Stored data entries
○ ○ ○ ○ ○

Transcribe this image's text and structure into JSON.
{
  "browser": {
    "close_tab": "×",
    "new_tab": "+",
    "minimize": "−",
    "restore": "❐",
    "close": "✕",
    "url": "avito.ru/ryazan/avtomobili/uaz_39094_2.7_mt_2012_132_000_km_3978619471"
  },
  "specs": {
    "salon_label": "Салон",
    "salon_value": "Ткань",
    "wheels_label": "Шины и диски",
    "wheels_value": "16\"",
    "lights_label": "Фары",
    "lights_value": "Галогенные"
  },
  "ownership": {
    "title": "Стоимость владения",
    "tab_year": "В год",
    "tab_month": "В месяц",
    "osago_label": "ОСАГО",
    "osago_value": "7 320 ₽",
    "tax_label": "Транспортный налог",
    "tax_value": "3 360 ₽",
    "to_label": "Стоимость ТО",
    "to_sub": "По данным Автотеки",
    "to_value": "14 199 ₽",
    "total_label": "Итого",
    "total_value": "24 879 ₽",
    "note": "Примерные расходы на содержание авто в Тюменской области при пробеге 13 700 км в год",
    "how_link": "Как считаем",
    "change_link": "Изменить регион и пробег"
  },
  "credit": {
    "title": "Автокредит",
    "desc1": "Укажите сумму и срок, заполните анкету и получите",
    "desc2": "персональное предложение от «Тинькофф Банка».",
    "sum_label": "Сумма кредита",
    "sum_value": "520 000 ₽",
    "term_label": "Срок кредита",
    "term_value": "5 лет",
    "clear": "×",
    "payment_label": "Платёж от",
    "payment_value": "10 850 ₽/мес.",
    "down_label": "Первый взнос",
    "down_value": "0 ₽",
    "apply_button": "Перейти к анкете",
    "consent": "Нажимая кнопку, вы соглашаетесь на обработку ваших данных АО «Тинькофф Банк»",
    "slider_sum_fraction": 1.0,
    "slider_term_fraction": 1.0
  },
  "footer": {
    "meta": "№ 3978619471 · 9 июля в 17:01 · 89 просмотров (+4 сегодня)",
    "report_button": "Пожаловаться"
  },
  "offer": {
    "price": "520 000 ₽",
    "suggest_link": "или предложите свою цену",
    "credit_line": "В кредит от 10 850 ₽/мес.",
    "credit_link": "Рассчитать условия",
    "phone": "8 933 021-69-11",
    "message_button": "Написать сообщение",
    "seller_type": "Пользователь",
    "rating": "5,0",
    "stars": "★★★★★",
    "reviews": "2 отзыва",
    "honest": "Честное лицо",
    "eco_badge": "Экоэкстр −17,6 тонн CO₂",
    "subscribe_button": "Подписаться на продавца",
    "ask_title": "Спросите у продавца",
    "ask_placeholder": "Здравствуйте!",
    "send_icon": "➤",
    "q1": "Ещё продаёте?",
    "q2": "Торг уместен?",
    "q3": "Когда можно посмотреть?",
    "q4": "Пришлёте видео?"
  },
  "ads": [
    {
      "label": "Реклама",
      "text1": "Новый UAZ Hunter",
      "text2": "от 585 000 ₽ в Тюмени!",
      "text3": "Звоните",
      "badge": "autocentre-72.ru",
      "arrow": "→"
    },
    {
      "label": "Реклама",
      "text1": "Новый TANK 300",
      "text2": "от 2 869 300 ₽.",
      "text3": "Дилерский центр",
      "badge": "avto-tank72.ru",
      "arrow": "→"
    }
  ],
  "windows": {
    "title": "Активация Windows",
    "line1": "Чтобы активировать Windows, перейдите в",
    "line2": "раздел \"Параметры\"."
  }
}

○ ○ ○ ○ ○

◆ WHAT YOU NEED TO DO:
Set down the entries verbatim, leaving none out.

◆ SOLUTION TO THIS EXERCISE:
Transcribe this image's text and structure into JSON.
{
  "browser": {
    "close_tab": "×",
    "new_tab": "+",
    "minimize": "−",
    "restore": "❐",
    "close": "✕",
    "url": "avito.ru/ryazan/avtomobili/uaz_39094_2.7_mt_2012_132_000_km_3978619471"
  },
  "specs": {
    "salon_label": "Салон",
    "salon_value": "Ткань",
    "wheels_label": "Шины и диски",
    "wheels_value": "16\"",
    "lights_label": "Фары",
    "lights_value": "Галогенные"
  },
  "ownership": {
    "title": "Стоимость владения",
    "tab_year": "В год",
    "tab_month": "В месяц",
    "osago_label": "ОСАГО",
    "osago_value": "7 320 ₽",
    "tax_label": "Транспортный налог",
    "tax_value": "3 360 ₽",
    "to_label": "Стоимость ТО",
    "to_sub": "По данным Автотеки",
    "to_value": "14 199 ₽",
    "total_label": "Итого",
    "total_value": "24 879 ₽",
    "note": "Примерные расходы на содержание авто в Тюменской области при пробеге 13 700 км в год",
    "how_link": "Как считаем",
    "change_link": "Изменить регион и пробег"
  },
  "credit": {
    "title": "Автокредит",
    "desc1": "Укажите сумму и срок, заполните анкету и получите",
    "desc2": "персональное предложение от «Тинькофф Банка».",
    "sum_label": "Сумма кредита",
    "sum_value": "520 000 ₽",
    "term_label": "Срок кредита",
    "term_value": "5 лет",
    "clear": "×",
    "payment_label": "Платёж от",
    "payment_value": "10 850 ₽/мес.",
    "down_label": "Первый взнос",
    "down_value": "0 ₽",
    "apply_button": "Перейти к анкете",
    "consent": "Нажимая кнопку, вы соглашаетесь на обработку ваших данных АО «Тинькофф Банк»",
    "slider_sum_fraction": 1.0,
    "slider_term_fraction": 1.0
  },
  "footer": {
    "meta": "№ 3978619471 · 9 июля в 17:01 · 89 просмотров (+4 сегодня)",
    "report_button": "Пожаловаться"
  },
  "offer": {
    "price": "520 000 ₽",
    "suggest_link": "или предложите свою цену",
    "credit_line": "В кредит от 10 850 ₽/мес.",
    "credit_link": "Рассчитать условия",
    "phone": "8 933 021-69-11",
    "message_button": "Написать сообщение",
    "seller_type": "Пользователь",
    "rating": "5,0",
    "stars": "★★★★★",
    "reviews": "2 отзыва",
    "honest": "Честное лицо",
    "eco_badge": "Экоэкстр −17,6 тонн CO₂",
    "subscribe_button": "Подписаться на продавца",
    "ask_title": "Спросите у продавца",
    "ask_placeholder": "Здравствуйте!",
    "send_icon": "➤",
    "q1": "Ещё продаёте?",
    "q2": "Торг уместен?",
    "q3": "Когда можно посмотреть?",
    "q4": "Пришлёте видео?"
  },
  "ads": [
    {
      "label": "Реклама",
      "text1": "Новый UAZ Hunter",
      "text2": "от 585 000 ₽ в Тюмени!",
      "text3": "Звоните",
      "badge": "autocentre-72.ru",
      "arrow": "→"
    },
    {
      "label": "Реклама",
      "text1": "Новый TANK 300",
      "text2": "от 2 869 300 ₽.",
      "text3": "Дилерский центр",
      "badge": "avto-tank72.ru",
      "arrow": "→"
    }
  ],
  "windows": {
    "title": "Активация Windows",
    "line1": "Чтобы активировать Windows, перейдите в",
    "line2": "раздел \"Параметры\"."
  }
}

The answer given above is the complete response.